» **Your goal**
Copy every line of the records below that holds the word "title".

» **Data shown**

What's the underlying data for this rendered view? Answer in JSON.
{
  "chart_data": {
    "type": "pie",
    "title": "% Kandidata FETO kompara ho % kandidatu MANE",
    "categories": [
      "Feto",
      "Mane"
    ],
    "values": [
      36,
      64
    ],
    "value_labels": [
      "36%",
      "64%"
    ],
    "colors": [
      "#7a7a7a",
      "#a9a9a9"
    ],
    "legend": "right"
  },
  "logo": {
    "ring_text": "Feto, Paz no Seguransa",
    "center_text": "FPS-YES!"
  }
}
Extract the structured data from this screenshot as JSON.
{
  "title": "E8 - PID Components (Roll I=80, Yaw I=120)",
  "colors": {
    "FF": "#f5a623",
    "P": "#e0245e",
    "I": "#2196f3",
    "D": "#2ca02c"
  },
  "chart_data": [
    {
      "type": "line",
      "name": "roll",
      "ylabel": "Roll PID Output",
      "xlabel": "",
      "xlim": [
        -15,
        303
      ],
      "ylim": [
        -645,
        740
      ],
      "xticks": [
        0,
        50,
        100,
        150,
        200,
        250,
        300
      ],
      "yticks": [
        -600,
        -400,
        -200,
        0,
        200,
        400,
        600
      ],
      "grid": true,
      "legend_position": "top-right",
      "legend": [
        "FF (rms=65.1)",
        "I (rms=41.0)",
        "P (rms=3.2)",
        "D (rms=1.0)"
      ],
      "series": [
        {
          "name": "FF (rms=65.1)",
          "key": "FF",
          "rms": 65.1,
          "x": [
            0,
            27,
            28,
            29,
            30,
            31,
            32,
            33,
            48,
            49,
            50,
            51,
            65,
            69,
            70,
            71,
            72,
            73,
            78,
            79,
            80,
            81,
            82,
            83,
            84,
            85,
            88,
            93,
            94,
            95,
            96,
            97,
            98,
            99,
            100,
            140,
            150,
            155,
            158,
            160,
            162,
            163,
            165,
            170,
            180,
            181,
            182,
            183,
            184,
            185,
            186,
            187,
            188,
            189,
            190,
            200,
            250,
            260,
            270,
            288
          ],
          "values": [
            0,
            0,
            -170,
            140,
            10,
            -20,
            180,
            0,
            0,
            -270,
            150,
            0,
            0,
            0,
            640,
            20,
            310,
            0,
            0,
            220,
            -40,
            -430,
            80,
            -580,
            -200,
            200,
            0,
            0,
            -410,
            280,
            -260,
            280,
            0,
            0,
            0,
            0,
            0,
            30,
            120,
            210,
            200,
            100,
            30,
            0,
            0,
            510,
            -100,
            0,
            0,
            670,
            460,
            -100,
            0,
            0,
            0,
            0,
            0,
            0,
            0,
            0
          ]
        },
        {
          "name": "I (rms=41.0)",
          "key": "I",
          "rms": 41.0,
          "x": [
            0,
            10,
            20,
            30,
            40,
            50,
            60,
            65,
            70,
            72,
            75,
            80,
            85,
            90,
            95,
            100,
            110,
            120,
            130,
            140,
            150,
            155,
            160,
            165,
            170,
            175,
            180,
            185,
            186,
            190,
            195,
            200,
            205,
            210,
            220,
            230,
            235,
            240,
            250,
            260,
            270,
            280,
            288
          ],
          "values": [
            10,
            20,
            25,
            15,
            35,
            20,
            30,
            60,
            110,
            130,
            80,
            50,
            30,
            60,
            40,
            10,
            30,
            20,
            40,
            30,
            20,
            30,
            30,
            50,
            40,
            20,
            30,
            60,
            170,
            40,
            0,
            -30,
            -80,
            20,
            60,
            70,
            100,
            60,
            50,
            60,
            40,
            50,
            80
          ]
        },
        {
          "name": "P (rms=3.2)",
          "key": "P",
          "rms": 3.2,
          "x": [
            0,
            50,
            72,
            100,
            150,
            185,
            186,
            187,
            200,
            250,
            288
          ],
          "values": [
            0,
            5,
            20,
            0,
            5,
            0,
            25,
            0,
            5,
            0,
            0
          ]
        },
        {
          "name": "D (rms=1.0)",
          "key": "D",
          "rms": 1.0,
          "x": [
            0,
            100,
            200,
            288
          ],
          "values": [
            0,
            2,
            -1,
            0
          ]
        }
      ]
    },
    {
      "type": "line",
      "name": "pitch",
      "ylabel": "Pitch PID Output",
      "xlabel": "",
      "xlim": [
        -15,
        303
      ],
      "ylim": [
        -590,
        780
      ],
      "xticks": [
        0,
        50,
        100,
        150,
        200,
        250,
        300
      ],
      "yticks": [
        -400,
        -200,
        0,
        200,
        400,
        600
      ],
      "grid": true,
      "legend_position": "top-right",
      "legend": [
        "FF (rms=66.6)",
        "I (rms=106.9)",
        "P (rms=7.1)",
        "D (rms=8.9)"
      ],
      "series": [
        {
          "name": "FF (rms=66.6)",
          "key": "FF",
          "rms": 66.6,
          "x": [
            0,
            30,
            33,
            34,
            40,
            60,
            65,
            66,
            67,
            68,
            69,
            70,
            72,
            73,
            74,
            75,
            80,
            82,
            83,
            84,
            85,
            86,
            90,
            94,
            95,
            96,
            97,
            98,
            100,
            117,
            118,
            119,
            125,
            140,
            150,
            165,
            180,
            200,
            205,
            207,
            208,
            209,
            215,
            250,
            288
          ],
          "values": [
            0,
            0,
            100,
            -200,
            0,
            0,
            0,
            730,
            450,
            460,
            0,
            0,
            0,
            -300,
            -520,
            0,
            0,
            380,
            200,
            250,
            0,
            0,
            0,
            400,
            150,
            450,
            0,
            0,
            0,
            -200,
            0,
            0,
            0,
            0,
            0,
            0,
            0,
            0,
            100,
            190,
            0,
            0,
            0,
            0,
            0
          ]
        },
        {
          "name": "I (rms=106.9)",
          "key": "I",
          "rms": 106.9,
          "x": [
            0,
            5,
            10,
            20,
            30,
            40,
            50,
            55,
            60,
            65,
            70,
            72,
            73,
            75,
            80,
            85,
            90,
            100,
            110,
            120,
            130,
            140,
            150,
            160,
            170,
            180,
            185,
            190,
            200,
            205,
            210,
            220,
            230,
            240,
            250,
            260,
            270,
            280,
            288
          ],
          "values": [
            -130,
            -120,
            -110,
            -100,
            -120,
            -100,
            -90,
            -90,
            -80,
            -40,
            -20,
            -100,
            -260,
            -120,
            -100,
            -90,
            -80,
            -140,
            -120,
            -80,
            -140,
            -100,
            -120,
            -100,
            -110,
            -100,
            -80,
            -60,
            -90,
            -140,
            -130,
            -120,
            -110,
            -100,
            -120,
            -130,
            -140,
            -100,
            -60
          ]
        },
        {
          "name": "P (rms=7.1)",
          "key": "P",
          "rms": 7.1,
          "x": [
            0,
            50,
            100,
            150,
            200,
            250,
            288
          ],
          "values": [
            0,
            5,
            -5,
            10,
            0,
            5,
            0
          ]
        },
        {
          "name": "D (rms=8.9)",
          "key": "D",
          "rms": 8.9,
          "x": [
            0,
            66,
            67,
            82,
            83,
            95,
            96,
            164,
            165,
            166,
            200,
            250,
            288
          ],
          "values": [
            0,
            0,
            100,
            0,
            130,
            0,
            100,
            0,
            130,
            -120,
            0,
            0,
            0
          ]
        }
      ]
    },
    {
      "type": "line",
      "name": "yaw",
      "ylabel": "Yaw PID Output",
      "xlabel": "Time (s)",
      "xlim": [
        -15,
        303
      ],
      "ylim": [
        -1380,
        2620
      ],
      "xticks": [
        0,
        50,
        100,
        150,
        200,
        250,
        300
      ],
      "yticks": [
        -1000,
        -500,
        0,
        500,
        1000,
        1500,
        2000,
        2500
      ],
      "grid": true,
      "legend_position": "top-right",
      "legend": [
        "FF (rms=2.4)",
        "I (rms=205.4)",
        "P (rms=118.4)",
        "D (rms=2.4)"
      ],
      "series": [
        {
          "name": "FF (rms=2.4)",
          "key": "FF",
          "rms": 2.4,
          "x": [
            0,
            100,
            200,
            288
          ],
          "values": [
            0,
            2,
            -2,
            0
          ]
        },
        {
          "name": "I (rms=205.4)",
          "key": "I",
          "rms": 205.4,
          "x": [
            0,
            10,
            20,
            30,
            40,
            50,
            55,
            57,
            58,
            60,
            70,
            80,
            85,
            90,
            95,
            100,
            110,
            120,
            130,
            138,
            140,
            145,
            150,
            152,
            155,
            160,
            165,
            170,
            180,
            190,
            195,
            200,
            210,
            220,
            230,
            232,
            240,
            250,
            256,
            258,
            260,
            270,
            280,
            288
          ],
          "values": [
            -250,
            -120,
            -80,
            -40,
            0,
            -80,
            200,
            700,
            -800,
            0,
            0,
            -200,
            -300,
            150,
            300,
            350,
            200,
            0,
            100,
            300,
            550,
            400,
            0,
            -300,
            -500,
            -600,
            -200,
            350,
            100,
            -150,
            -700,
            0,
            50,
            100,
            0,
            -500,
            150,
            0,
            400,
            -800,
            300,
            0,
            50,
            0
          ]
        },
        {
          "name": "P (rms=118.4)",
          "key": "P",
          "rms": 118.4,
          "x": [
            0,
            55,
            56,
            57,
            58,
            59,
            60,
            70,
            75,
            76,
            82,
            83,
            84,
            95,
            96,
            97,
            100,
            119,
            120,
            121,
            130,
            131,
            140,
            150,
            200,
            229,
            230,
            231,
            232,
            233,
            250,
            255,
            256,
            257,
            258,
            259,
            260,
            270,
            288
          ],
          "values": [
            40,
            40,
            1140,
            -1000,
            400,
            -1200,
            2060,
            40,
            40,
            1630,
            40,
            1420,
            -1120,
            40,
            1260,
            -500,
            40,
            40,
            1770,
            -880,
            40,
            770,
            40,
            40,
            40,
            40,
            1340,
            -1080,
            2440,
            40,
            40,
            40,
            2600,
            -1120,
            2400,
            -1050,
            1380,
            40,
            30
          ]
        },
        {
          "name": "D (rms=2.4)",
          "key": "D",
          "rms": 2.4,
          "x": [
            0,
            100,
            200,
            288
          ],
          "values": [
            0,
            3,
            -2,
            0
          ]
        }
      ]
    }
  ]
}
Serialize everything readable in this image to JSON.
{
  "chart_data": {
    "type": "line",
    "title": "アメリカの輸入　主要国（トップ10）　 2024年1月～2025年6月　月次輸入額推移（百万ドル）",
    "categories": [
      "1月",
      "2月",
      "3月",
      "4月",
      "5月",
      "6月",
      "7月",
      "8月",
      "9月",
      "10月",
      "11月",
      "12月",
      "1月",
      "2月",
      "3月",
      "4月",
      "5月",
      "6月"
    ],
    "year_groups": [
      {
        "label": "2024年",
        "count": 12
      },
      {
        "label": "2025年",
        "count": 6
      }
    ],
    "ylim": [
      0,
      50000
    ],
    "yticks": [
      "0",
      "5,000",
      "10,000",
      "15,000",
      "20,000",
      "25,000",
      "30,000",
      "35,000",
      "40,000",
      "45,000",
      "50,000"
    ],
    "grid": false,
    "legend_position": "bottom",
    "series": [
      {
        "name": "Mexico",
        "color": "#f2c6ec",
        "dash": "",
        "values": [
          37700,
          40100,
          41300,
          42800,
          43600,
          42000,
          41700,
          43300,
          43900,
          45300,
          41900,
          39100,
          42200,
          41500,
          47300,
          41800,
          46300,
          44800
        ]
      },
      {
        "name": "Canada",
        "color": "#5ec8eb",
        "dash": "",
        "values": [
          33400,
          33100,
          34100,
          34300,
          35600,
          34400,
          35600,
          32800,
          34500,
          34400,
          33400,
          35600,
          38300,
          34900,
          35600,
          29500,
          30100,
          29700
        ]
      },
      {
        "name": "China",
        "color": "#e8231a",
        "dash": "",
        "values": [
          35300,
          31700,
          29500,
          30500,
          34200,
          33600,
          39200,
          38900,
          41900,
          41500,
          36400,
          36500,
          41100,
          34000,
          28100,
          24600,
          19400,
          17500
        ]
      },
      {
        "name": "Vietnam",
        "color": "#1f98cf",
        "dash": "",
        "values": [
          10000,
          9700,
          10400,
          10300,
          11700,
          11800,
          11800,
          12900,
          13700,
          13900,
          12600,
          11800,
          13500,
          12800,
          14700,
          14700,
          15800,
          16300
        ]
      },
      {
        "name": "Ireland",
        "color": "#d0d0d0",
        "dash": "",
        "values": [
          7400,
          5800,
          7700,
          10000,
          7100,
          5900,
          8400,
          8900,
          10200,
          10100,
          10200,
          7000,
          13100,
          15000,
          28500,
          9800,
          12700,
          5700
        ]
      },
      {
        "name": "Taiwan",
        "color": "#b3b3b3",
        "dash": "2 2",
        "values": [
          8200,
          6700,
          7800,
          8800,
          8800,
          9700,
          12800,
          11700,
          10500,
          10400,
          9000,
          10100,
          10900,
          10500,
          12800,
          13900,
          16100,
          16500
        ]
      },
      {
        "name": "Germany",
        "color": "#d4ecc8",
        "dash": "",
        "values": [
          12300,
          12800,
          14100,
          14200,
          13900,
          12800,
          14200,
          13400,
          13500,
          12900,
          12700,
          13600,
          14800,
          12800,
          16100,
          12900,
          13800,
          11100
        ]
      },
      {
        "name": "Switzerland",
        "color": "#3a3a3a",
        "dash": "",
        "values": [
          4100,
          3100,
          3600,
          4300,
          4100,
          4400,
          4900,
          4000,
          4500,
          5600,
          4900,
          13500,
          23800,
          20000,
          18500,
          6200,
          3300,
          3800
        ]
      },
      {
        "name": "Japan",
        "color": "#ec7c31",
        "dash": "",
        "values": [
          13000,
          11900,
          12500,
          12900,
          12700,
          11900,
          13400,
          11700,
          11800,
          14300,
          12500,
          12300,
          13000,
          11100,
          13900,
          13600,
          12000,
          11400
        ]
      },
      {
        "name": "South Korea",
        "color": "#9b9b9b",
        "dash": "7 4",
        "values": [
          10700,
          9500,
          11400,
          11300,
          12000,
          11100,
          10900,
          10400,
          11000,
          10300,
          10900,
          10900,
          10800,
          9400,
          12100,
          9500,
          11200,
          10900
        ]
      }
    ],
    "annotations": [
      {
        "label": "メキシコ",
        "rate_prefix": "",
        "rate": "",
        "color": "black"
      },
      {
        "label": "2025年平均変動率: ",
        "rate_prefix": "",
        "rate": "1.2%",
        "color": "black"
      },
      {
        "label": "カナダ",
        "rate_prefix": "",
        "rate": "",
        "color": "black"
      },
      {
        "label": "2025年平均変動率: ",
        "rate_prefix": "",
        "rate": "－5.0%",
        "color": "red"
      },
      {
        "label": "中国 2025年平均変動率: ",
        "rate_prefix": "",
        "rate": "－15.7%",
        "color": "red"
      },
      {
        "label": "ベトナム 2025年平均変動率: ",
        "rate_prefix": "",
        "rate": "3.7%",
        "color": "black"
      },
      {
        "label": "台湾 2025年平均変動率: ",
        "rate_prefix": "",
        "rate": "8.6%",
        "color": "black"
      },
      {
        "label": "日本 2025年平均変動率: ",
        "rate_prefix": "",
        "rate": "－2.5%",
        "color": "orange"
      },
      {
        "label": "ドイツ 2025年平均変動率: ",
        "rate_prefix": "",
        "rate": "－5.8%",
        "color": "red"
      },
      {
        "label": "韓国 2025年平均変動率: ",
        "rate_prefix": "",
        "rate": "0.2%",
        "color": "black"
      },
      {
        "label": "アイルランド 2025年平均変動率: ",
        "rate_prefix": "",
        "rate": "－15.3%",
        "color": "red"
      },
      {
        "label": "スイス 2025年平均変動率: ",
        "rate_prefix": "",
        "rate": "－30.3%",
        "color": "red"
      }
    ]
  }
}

» **Correct result**
    "title": "% Kandidata FETO kompara ho % kandidatu MANE",
  "title": "E8 - PID Components (Roll I=80, Yaw I=120)",
    "title": "アメリカの輸入　主要国（トップ10）　 2024年1月～2025年6月　月次輸入額推移（百万ドル）",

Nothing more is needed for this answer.